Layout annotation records
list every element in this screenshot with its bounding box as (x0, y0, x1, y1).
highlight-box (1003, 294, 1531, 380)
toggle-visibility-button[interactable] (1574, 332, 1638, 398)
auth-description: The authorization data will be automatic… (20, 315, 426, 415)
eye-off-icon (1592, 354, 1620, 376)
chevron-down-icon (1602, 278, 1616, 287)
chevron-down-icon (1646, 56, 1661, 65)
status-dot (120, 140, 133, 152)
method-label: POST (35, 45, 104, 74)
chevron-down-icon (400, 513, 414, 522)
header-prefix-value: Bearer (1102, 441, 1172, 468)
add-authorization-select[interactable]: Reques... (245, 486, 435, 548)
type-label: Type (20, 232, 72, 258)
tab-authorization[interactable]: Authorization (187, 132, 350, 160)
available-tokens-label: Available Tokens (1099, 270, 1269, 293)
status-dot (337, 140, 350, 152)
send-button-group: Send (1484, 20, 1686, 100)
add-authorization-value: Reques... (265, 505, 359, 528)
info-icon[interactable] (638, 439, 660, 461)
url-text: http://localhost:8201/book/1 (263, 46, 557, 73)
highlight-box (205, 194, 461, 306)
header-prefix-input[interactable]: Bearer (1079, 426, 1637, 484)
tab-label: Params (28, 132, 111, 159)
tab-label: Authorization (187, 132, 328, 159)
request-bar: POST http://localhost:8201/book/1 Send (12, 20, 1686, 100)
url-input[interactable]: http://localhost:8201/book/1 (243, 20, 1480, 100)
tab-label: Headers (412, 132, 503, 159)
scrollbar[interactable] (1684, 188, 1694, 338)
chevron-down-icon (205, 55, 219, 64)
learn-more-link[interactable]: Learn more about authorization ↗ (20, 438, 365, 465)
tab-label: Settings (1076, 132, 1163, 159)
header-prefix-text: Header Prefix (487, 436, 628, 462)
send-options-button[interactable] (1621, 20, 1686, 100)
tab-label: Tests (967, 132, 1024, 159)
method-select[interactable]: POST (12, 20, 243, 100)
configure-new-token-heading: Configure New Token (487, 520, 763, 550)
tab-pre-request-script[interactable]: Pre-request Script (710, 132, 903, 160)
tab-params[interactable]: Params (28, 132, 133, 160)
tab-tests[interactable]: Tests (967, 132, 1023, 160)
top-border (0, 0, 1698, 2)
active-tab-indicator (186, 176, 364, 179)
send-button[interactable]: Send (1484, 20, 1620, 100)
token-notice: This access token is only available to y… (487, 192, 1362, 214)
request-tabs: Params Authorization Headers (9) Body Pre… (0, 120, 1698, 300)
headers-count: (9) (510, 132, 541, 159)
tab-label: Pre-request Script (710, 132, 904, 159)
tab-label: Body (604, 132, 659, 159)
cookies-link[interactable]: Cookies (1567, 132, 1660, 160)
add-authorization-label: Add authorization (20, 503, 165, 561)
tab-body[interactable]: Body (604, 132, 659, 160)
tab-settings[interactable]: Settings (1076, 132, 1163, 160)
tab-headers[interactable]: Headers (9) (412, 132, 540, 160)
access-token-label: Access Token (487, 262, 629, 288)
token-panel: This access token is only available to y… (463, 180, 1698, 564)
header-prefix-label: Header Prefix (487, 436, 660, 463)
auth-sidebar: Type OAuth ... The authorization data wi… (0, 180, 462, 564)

- Exercise
Rewrite all the records above, changing each occurrence of "chevron-down-icon" to "caret-down-icon" and leaving everything else as it is.

- The output
list every element in this screenshot with its bounding box as (x0, y0, x1, y1).
highlight-box (1003, 294, 1531, 380)
toggle-visibility-button[interactable] (1574, 332, 1638, 398)
auth-description: The authorization data will be automatic… (20, 315, 426, 415)
eye-off-icon (1592, 354, 1620, 376)
caret-down-icon (1602, 278, 1616, 287)
caret-down-icon (1646, 56, 1661, 65)
status-dot (120, 140, 133, 152)
method-label: POST (35, 45, 104, 74)
caret-down-icon (400, 513, 414, 522)
header-prefix-value: Bearer (1102, 441, 1172, 468)
add-authorization-select[interactable]: Reques... (245, 486, 435, 548)
type-label: Type (20, 232, 72, 258)
tab-authorization[interactable]: Authorization (187, 132, 350, 160)
available-tokens-label: Available Tokens (1099, 270, 1269, 293)
status-dot (337, 140, 350, 152)
send-button-group: Send (1484, 20, 1686, 100)
add-authorization-value: Reques... (265, 505, 359, 528)
info-icon[interactable] (638, 439, 660, 461)
url-text: http://localhost:8201/book/1 (263, 46, 557, 73)
highlight-box (205, 194, 461, 306)
header-prefix-input[interactable]: Bearer (1079, 426, 1637, 484)
tab-label: Params (28, 132, 111, 159)
tab-label: Authorization (187, 132, 328, 159)
request-bar: POST http://localhost:8201/book/1 Send (12, 20, 1686, 100)
url-input[interactable]: http://localhost:8201/book/1 (243, 20, 1480, 100)
tab-label: Headers (412, 132, 503, 159)
scrollbar[interactable] (1684, 188, 1694, 338)
caret-down-icon (205, 55, 219, 64)
learn-more-link[interactable]: Learn more about authorization ↗ (20, 438, 365, 465)
tab-label: Settings (1076, 132, 1163, 159)
header-prefix-text: Header Prefix (487, 436, 628, 462)
send-options-button[interactable] (1621, 20, 1686, 100)
tab-label: Tests (967, 132, 1024, 159)
method-select[interactable]: POST (12, 20, 243, 100)
configure-new-token-heading: Configure New Token (487, 520, 763, 550)
tab-pre-request-script[interactable]: Pre-request Script (710, 132, 903, 160)
tab-params[interactable]: Params (28, 132, 133, 160)
tab-tests[interactable]: Tests (967, 132, 1023, 160)
top-border (0, 0, 1698, 2)
active-tab-indicator (186, 176, 364, 179)
send-button[interactable]: Send (1484, 20, 1620, 100)
token-notice: This access token is only available to y… (487, 192, 1362, 214)
request-tabs: Params Authorization Headers (9) Body Pre… (0, 120, 1698, 300)
headers-count: (9) (510, 132, 541, 159)
tab-label: Pre-request Script (710, 132, 904, 159)
tab-label: Body (604, 132, 659, 159)
cookies-link[interactable]: Cookies (1567, 132, 1660, 160)
add-authorization-label: Add authorization (20, 503, 165, 561)
tab-body[interactable]: Body (604, 132, 659, 160)
tab-settings[interactable]: Settings (1076, 132, 1163, 160)
tab-headers[interactable]: Headers (9) (412, 132, 540, 160)
access-token-label: Access Token (487, 262, 629, 288)
token-panel: This access token is only available to y… (463, 180, 1698, 564)
header-prefix-label: Header Prefix (487, 436, 660, 463)
auth-sidebar: Type OAuth ... The authorization data wi… (0, 180, 462, 564)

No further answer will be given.